Extracted material:

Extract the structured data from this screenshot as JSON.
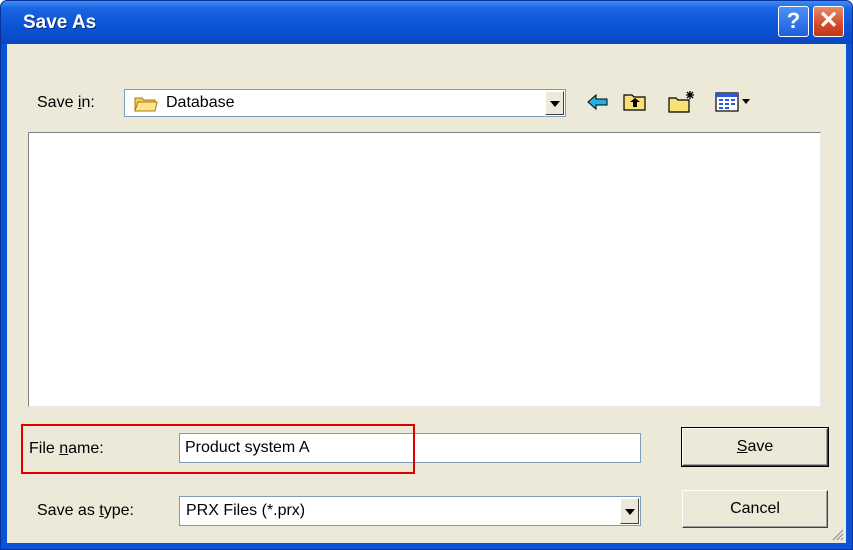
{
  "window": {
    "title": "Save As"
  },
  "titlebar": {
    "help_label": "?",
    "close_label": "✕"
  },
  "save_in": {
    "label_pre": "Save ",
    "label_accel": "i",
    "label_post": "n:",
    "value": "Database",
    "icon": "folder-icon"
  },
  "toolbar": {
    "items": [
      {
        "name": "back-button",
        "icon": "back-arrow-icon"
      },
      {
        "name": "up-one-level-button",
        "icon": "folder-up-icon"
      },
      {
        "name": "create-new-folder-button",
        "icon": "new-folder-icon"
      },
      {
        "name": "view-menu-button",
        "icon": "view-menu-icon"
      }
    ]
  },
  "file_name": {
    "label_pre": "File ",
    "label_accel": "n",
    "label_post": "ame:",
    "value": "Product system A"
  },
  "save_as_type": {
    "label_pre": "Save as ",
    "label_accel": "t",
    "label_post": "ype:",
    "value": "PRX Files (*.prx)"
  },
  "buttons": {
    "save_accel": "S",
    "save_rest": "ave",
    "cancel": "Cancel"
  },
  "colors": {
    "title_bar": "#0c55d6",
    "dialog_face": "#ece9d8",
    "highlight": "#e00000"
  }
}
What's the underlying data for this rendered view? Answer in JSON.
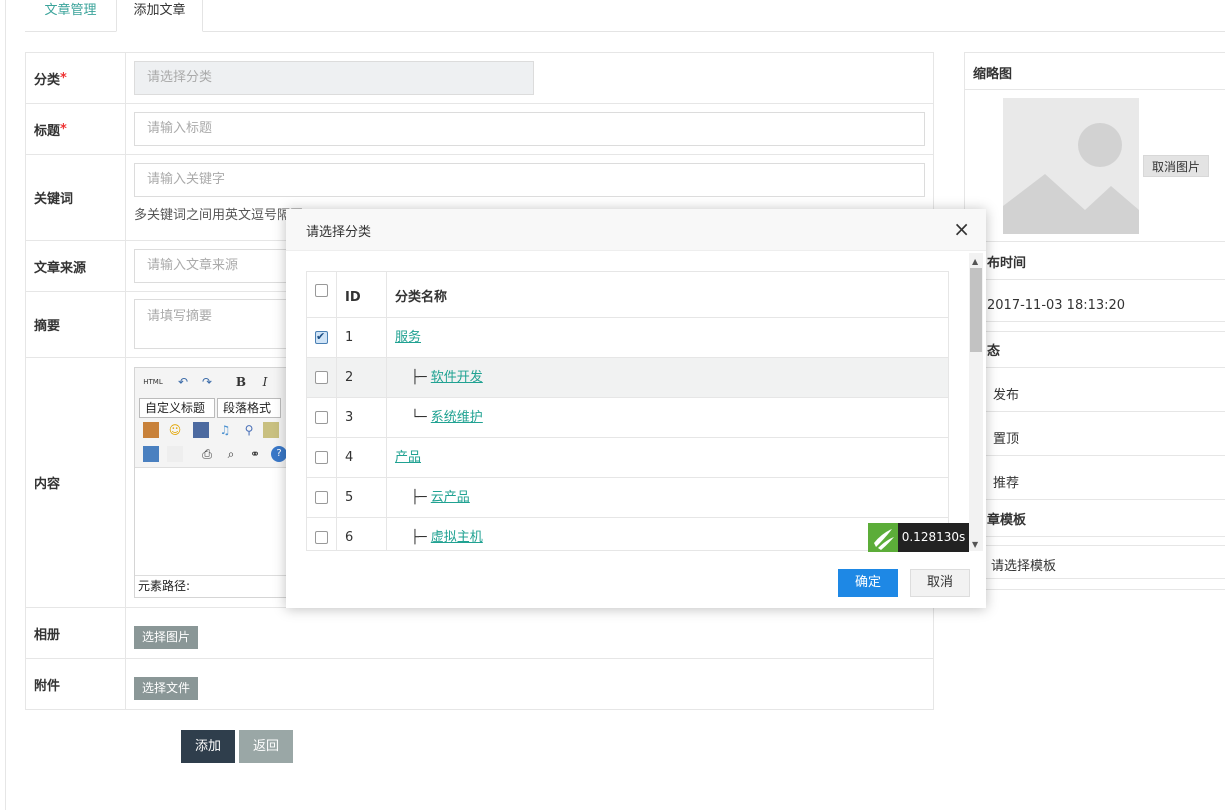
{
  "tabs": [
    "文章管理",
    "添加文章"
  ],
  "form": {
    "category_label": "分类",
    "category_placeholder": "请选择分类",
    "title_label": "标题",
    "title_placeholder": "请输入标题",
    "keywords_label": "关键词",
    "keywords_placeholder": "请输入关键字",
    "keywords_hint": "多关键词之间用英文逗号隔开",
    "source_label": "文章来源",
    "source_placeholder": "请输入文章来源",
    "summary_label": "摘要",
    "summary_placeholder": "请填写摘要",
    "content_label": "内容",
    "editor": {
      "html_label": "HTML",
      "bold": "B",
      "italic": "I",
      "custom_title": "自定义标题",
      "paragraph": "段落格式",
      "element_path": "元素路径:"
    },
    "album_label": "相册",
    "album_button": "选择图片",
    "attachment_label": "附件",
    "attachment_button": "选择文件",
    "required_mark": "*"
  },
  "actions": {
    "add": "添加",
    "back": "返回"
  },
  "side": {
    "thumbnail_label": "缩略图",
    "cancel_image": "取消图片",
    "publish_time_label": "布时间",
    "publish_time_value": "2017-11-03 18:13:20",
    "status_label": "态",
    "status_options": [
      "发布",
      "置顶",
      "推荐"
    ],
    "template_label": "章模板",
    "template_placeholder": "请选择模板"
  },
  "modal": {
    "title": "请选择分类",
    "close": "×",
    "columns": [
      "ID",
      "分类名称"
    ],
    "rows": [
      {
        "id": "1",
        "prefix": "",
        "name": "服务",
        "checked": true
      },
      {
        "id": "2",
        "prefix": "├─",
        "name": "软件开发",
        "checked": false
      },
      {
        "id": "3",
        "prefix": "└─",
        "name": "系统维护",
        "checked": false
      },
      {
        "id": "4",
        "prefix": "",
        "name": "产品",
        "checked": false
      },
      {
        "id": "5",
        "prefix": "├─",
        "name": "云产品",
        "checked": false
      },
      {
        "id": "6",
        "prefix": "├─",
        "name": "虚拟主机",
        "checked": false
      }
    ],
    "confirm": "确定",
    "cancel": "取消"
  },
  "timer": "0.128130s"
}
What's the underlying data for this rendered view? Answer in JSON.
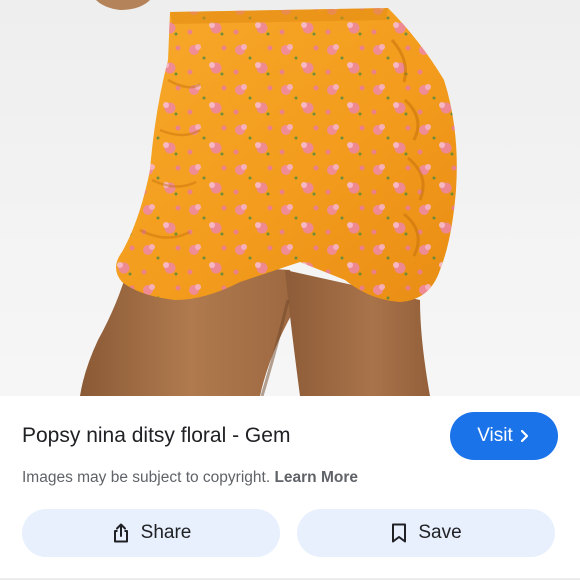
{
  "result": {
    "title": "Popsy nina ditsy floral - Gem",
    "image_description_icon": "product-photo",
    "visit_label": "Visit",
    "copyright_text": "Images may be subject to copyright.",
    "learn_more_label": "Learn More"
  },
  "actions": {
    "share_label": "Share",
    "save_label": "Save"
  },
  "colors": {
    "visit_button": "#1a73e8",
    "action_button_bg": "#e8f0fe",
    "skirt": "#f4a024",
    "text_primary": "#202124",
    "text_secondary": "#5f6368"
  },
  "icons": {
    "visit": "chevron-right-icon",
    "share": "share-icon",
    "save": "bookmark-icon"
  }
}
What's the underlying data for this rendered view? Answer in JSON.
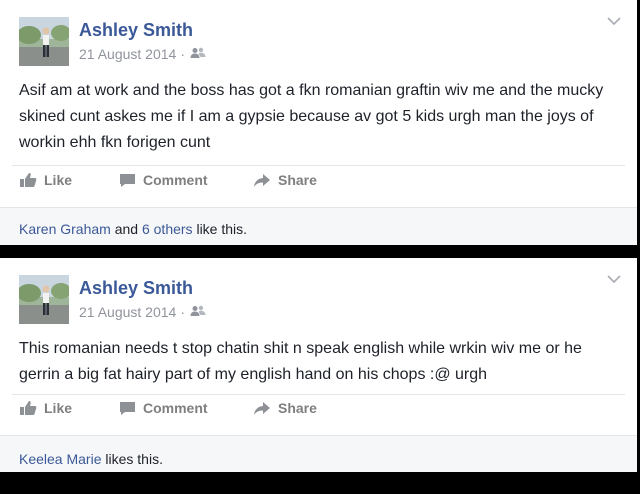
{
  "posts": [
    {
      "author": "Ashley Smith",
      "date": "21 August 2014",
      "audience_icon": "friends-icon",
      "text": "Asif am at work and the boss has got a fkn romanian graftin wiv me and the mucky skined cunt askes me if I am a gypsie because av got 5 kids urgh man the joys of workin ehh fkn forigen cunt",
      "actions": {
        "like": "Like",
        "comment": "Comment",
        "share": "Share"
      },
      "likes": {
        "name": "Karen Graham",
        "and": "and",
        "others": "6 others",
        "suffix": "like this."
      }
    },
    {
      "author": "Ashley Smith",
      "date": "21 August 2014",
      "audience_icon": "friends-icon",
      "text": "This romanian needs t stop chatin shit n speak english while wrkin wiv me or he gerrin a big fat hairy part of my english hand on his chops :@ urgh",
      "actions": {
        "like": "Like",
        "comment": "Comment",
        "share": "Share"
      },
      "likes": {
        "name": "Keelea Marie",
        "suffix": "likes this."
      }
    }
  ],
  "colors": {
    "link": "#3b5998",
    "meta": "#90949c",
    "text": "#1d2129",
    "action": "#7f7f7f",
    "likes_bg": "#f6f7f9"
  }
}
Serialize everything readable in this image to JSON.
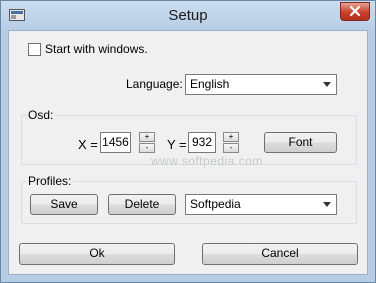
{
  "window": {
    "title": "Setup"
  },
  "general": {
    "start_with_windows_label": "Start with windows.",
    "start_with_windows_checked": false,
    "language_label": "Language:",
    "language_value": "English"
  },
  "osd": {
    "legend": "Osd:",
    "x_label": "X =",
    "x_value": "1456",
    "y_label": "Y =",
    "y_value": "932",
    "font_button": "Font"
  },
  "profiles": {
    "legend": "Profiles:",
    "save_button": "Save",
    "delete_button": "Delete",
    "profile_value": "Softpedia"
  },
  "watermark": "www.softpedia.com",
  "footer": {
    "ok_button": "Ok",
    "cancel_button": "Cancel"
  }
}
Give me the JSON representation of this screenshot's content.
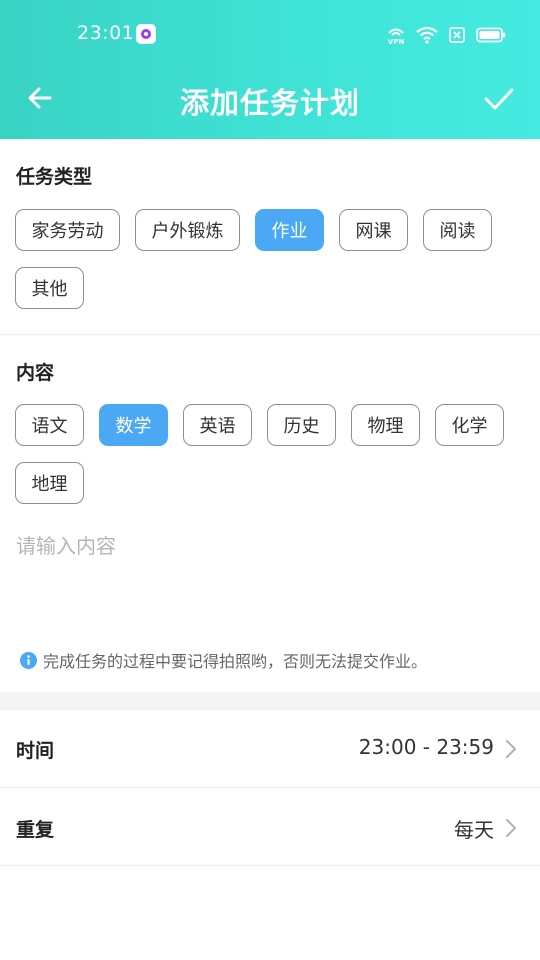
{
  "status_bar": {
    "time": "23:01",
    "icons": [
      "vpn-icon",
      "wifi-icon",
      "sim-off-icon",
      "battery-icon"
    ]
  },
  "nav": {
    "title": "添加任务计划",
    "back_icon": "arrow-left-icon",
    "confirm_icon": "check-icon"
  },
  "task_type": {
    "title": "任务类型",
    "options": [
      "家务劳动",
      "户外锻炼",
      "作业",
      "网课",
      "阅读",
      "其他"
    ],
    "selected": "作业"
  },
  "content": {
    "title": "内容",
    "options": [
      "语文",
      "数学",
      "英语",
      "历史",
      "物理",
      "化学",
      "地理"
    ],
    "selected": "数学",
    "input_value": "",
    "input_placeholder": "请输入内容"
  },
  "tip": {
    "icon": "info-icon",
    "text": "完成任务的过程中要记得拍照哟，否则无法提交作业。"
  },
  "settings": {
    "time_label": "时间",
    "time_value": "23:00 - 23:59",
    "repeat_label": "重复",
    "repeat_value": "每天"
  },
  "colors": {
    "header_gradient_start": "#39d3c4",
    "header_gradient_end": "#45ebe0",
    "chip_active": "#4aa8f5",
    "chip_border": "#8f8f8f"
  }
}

Your objective:
Return every line containing "folder".

Problem solution:
    "icon": "folder-icon"
        "icon": "folder-up-icon"
        "name": "create-new-folder-button",
        "icon": "new-folder-icon"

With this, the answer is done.